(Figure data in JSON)

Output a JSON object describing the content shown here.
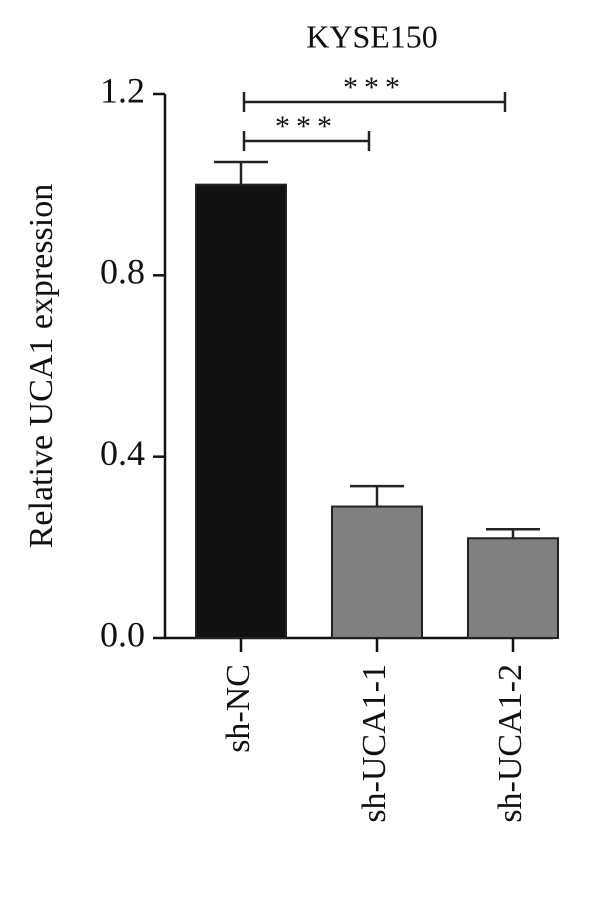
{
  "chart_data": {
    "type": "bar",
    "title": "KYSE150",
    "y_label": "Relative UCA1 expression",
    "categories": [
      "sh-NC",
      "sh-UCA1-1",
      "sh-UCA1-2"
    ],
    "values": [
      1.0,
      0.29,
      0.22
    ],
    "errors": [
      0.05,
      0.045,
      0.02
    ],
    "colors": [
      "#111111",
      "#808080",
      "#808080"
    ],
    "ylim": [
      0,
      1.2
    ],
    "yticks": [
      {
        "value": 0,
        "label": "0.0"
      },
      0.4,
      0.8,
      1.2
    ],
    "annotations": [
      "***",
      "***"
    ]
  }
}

Task statement: Copy the records exactly as they appear, excluding images.

Result of this exercise:
Output a JSON object describing the content shown here.
{
  "chart_data": {
    "type": "bar",
    "title": "KYSE150",
    "y_label": "Relative UCA1 expression",
    "categories": [
      "sh-NC",
      "sh-UCA1-1",
      "sh-UCA1-2"
    ],
    "values": [
      1.0,
      0.29,
      0.22
    ],
    "errors": [
      0.05,
      0.045,
      0.02
    ],
    "colors": [
      "#111111",
      "#808080",
      "#808080"
    ],
    "ylim": [
      0,
      1.2
    ],
    "yticks": [
      {
        "value": 0,
        "label": "0.0"
      },
      0.4,
      0.8,
      1.2
    ],
    "annotations": [
      "***",
      "***"
    ]
  }
}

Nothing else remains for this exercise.